[A block of data]
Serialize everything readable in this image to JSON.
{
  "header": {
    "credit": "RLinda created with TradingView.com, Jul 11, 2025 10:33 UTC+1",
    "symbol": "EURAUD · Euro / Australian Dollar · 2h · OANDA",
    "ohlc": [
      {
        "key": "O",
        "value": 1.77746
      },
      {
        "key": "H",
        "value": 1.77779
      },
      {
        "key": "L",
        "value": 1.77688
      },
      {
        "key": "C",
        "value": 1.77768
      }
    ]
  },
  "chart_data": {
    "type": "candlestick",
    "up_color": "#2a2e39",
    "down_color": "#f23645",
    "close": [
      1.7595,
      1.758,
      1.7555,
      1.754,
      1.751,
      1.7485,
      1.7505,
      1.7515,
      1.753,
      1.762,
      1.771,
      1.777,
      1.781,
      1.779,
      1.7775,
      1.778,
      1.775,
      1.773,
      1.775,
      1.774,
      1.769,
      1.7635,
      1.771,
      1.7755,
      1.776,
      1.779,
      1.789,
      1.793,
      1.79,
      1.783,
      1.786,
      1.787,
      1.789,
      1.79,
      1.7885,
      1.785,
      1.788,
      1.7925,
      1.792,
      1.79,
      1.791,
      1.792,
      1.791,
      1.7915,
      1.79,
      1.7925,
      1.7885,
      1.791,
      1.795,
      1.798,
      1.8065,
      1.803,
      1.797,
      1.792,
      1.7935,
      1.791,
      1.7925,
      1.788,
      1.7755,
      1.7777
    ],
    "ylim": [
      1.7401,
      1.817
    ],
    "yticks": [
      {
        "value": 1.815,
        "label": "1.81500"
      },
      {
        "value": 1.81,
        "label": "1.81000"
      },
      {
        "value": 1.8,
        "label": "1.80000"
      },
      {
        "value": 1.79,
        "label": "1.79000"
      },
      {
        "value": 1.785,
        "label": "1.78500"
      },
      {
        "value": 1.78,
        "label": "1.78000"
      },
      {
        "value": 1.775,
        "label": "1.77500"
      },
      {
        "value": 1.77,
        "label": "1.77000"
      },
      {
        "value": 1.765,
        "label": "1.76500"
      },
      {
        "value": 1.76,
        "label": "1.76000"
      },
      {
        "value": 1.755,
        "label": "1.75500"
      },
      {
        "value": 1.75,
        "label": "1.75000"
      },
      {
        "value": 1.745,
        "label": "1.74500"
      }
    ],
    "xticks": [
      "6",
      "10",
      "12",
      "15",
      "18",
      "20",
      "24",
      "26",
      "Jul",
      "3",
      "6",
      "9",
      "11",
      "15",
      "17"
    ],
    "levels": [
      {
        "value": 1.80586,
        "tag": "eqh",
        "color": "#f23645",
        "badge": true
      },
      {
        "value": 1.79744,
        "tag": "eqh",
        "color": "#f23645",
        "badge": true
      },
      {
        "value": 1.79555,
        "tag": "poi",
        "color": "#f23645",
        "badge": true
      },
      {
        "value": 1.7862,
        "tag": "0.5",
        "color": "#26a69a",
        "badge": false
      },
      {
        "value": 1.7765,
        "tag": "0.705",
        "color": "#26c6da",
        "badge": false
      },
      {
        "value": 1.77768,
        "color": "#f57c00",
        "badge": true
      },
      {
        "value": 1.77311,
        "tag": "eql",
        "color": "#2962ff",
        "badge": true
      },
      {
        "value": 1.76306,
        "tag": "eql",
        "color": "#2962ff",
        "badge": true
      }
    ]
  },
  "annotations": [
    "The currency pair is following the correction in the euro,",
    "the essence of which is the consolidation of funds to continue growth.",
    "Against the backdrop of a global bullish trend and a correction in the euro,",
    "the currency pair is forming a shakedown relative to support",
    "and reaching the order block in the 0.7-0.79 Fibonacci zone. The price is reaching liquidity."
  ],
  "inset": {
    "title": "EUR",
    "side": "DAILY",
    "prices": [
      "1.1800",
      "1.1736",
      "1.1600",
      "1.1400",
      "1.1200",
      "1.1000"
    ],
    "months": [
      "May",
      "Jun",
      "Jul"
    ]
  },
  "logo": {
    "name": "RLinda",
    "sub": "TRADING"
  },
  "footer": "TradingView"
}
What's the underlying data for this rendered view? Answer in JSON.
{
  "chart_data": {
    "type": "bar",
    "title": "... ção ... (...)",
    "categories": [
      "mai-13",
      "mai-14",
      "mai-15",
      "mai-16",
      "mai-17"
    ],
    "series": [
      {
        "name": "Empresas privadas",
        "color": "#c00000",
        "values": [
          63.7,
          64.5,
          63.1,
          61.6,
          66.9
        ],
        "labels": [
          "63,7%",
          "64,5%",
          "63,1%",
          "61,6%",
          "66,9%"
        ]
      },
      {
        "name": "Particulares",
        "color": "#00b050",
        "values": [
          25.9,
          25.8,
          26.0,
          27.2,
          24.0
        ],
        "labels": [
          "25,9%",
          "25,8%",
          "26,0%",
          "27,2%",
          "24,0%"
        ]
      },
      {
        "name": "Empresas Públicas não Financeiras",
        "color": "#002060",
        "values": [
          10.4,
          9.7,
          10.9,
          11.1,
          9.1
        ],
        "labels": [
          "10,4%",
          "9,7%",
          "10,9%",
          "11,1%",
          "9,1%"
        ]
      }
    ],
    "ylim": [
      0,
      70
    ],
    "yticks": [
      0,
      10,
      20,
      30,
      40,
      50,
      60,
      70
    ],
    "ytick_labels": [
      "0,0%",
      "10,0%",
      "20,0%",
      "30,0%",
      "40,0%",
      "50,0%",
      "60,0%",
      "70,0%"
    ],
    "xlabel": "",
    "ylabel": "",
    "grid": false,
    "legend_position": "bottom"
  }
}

TASK TO CARRY OUT: Pull out each line of the records holding the string "Empresas".

EXERCISE SOLUTION:
        "name": "Empresas privadas",
        "name": "Empresas Públicas não Financeiras",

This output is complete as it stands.